EXERCISE MATERIAL:
* * * *
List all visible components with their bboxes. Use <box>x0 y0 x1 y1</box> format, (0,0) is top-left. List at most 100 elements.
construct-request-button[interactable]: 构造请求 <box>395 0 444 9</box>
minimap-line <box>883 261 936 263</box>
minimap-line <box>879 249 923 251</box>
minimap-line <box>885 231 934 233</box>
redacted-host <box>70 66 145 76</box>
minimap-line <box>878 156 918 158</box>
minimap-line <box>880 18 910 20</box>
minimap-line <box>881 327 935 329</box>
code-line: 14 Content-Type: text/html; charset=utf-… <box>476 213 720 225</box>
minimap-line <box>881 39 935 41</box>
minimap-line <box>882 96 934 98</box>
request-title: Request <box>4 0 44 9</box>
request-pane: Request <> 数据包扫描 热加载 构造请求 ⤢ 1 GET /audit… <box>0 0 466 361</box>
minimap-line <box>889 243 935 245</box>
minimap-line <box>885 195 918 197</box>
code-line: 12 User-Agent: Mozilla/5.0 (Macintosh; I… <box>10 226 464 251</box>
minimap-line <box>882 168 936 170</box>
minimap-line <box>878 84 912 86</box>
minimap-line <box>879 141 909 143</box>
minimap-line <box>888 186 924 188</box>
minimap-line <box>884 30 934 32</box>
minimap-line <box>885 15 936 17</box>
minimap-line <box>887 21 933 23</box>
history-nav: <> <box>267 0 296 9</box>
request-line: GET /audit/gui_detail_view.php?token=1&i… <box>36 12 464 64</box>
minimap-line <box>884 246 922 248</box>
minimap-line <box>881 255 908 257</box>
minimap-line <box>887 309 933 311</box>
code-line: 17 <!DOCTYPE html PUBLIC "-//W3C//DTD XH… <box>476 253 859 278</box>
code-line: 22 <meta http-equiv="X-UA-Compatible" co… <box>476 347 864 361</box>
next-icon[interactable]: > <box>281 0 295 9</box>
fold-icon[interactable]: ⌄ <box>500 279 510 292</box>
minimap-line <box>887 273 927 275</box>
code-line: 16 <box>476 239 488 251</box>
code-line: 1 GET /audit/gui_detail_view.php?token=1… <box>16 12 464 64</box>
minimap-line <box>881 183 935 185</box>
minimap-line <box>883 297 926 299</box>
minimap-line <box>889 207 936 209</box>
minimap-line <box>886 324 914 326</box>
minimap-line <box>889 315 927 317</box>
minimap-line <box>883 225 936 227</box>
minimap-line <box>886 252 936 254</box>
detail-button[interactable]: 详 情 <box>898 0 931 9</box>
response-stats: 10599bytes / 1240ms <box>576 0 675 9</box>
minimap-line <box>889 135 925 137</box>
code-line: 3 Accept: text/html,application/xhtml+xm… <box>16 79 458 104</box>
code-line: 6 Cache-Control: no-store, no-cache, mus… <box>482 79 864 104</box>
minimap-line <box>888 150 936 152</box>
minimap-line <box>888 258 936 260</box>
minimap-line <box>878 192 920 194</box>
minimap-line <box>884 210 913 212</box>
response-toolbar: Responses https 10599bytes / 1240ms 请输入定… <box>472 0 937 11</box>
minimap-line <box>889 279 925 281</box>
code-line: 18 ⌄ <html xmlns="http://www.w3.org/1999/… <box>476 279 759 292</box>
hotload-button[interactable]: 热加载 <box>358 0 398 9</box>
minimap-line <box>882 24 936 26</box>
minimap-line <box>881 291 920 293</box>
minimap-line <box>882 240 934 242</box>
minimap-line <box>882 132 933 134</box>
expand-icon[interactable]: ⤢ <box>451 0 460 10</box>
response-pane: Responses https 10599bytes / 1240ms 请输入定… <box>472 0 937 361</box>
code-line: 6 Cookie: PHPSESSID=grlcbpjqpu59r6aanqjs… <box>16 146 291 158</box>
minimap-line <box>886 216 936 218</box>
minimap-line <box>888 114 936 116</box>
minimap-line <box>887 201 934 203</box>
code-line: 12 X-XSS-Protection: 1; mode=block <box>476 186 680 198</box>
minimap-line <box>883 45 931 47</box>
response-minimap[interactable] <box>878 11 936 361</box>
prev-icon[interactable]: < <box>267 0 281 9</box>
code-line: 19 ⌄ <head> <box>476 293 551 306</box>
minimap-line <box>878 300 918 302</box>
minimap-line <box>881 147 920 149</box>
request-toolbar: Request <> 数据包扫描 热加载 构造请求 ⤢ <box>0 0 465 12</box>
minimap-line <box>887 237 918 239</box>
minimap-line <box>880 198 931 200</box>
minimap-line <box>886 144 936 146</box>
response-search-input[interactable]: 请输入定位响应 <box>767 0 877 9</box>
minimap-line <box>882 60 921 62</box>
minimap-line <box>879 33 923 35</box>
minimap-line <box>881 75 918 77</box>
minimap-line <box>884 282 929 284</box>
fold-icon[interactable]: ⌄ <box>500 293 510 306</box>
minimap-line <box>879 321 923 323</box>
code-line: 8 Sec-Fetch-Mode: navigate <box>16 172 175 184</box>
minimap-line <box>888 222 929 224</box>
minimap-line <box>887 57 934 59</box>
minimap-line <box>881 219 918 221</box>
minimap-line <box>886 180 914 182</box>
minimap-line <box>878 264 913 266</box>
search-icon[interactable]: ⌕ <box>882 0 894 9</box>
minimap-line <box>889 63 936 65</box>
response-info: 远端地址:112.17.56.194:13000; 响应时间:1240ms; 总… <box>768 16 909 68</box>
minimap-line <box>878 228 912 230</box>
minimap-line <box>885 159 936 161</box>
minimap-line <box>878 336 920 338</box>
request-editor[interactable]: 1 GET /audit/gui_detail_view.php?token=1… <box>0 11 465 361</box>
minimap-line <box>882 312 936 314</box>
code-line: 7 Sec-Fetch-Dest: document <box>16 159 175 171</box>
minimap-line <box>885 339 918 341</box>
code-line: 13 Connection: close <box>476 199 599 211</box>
* * * *
DIRECTION:
Locate every line in the material above that contains the string "https", and copy each of those lines.

RESULT BELOW:
response-toolbar: Responses https 10599bytes / 1240ms 请输入定… <box>472 0 937 11</box>
response-pane: Responses https 10599bytes / 1240ms 请输入定… <box>472 0 937 361</box>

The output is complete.